Set problem – All lines featuring the string "الجدول" are to be listed.
* BEGIN Task input *
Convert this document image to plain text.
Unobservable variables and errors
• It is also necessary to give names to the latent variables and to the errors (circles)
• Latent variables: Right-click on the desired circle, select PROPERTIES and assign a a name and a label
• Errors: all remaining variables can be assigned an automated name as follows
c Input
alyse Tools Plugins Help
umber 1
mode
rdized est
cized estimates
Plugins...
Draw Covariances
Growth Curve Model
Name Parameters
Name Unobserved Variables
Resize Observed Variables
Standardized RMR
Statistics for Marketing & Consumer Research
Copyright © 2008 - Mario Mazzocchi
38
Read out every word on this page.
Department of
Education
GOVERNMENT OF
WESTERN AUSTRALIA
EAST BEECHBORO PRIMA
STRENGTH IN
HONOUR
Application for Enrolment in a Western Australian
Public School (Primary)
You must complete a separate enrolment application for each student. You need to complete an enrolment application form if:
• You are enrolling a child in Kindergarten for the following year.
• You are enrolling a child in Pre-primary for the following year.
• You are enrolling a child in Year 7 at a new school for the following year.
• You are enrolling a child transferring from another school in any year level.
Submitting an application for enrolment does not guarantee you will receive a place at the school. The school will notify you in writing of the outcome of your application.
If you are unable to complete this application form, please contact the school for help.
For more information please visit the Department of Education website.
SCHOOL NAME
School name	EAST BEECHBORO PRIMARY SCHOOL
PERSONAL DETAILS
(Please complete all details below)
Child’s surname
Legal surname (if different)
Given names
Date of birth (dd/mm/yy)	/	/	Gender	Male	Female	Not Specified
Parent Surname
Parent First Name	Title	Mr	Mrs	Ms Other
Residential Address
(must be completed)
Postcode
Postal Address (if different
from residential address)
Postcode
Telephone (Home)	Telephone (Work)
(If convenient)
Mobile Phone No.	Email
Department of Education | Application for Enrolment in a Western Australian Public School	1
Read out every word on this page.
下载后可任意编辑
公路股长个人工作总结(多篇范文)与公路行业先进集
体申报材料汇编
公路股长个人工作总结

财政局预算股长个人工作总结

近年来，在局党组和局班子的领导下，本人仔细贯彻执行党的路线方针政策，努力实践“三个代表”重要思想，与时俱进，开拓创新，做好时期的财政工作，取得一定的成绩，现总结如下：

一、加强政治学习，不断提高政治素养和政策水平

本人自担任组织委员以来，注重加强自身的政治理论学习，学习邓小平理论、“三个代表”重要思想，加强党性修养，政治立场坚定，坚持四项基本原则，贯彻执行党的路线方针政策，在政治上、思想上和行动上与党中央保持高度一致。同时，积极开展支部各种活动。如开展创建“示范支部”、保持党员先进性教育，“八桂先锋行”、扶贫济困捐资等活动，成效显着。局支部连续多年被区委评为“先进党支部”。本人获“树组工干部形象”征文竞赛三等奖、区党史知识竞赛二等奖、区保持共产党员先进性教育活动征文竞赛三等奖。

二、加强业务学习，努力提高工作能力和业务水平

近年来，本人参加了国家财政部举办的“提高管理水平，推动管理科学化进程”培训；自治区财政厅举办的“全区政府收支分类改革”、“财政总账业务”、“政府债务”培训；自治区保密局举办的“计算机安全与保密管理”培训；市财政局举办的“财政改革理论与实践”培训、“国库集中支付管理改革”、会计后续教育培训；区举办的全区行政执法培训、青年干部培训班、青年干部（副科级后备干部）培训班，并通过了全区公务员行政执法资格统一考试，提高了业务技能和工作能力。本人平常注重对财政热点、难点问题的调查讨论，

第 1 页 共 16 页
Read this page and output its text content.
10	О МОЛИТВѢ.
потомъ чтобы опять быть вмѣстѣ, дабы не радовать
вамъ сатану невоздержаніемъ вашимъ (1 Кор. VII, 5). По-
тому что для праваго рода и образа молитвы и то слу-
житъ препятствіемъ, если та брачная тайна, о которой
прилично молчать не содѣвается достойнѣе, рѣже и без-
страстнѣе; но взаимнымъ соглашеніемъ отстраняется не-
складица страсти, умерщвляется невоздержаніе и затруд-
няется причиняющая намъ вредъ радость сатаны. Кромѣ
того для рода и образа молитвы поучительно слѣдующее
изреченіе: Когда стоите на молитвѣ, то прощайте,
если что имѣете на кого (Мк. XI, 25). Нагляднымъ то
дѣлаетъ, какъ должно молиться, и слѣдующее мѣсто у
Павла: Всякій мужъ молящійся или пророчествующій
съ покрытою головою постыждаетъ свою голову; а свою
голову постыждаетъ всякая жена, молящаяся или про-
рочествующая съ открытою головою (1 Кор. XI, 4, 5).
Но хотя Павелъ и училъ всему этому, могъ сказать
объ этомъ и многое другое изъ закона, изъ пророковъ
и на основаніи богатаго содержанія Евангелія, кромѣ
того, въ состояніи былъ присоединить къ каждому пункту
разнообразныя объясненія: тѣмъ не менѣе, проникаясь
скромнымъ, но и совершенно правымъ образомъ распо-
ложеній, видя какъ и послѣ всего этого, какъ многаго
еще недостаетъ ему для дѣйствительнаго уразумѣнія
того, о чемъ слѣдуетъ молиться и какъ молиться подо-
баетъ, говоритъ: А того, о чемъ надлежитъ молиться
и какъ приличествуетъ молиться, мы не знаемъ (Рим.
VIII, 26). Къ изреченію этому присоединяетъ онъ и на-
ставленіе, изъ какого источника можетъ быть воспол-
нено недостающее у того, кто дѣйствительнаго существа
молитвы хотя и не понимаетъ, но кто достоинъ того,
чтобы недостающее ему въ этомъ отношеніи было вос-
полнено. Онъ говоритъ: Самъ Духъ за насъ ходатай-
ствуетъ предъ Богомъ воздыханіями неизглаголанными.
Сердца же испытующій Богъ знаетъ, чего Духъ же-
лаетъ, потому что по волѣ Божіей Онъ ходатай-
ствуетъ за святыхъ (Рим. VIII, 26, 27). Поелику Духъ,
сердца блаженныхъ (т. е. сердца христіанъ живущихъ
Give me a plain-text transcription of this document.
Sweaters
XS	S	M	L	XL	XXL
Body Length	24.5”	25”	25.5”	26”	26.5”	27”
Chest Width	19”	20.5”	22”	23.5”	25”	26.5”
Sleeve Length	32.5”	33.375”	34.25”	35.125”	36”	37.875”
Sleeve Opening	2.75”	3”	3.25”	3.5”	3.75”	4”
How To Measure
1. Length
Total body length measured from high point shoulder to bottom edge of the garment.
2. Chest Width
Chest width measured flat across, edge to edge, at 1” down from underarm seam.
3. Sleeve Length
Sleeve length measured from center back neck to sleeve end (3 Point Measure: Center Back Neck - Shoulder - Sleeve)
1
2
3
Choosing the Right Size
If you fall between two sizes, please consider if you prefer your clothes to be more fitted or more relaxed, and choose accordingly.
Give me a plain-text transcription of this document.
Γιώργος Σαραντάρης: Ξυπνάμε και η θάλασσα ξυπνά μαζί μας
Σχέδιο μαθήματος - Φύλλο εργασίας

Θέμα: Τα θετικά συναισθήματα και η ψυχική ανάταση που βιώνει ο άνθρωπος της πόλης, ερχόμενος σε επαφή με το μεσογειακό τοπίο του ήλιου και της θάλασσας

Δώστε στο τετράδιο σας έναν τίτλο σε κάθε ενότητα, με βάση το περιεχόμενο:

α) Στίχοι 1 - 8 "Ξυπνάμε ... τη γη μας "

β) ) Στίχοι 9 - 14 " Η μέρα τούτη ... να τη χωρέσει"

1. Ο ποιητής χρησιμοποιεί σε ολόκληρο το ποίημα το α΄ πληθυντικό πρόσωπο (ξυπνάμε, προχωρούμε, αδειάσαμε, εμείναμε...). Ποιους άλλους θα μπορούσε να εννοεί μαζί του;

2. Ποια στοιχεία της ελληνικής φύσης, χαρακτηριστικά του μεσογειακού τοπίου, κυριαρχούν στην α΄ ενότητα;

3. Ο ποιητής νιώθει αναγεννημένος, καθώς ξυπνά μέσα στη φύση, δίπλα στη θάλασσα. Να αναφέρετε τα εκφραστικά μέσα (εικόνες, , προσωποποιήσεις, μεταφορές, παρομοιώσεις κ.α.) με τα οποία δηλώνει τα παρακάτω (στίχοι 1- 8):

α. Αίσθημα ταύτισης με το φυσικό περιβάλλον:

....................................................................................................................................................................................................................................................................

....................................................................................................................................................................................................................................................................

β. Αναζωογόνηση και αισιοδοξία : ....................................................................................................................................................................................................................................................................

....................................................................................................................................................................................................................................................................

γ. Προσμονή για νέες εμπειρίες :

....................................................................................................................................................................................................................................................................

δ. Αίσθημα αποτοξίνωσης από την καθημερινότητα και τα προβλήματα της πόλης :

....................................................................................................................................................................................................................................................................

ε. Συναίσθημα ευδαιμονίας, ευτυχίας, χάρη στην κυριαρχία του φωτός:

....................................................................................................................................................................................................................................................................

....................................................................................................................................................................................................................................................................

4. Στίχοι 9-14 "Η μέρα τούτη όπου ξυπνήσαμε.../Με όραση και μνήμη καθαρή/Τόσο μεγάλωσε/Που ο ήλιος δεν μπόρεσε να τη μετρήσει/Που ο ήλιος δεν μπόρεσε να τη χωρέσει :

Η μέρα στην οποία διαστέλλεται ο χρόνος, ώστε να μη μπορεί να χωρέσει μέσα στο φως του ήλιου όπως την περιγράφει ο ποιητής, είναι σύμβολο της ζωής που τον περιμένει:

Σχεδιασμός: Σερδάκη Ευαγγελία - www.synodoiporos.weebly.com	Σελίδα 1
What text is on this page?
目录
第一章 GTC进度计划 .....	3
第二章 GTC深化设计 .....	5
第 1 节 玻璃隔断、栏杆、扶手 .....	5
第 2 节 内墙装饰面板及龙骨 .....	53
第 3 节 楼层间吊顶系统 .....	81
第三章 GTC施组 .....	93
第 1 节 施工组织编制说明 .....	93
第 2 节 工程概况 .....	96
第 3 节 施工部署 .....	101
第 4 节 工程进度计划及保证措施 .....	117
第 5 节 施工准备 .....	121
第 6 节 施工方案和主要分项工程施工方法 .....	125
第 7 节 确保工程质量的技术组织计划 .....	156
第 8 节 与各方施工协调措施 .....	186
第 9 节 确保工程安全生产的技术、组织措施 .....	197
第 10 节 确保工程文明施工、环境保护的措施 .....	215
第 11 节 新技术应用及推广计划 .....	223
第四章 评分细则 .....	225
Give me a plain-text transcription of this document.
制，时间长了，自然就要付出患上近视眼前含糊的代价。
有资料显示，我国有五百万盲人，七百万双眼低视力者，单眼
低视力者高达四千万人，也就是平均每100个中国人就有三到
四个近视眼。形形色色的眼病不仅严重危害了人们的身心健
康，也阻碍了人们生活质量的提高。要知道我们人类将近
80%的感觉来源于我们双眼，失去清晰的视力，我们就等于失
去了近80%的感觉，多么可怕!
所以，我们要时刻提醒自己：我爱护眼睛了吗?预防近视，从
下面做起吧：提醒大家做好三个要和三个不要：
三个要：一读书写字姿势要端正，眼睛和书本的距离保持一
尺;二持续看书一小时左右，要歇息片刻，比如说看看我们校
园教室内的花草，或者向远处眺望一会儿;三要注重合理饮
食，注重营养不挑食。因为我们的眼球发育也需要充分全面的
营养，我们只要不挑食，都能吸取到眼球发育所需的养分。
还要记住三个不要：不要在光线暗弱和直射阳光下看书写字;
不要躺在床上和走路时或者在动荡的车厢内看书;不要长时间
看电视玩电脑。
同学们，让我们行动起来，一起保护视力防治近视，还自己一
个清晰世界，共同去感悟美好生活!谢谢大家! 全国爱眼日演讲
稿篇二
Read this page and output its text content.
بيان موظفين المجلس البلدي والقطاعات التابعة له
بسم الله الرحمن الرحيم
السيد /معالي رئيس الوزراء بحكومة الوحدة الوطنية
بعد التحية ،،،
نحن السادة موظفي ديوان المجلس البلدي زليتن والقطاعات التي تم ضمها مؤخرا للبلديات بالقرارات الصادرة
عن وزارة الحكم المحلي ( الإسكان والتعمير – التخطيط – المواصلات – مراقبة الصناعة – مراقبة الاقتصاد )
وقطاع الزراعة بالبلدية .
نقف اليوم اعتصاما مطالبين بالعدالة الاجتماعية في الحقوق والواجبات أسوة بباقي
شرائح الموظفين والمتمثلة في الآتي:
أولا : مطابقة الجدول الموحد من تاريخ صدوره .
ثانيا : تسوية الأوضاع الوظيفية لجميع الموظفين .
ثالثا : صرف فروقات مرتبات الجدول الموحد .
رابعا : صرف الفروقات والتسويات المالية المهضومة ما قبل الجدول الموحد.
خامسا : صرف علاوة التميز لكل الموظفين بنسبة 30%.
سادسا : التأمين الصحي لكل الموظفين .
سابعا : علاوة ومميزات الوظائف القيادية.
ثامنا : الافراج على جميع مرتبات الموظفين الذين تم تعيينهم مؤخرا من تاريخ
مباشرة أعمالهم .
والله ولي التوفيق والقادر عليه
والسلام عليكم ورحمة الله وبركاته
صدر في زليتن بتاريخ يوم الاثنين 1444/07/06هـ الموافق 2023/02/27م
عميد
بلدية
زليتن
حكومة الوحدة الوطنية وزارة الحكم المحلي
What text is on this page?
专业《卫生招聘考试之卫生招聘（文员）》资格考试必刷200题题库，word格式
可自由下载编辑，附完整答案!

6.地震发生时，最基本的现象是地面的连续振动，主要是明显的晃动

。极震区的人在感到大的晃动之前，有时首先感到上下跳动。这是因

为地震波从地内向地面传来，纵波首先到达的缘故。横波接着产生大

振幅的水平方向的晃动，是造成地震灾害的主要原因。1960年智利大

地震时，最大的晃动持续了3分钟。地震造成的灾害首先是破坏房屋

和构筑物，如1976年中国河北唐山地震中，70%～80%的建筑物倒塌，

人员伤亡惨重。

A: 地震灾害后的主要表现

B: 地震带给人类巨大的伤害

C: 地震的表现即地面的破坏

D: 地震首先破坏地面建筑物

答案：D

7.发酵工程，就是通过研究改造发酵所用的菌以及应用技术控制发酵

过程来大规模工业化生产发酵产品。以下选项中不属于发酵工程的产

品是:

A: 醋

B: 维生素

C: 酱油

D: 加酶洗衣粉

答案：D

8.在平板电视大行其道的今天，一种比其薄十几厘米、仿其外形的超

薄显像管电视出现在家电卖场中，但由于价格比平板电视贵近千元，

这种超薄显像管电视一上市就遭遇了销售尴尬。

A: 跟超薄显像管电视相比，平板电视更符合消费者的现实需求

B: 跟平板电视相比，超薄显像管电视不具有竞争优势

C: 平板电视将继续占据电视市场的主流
* END Task input *
Right answer –
أولا : مطابقة الجدول الموحد من تاريخ صدوره .
ثالثا : صرف فروقات مرتبات الجدول الموحد .
رابعا : صرف الفروقات والتسويات المالية المهضومة ما قبل الجدول الموحد.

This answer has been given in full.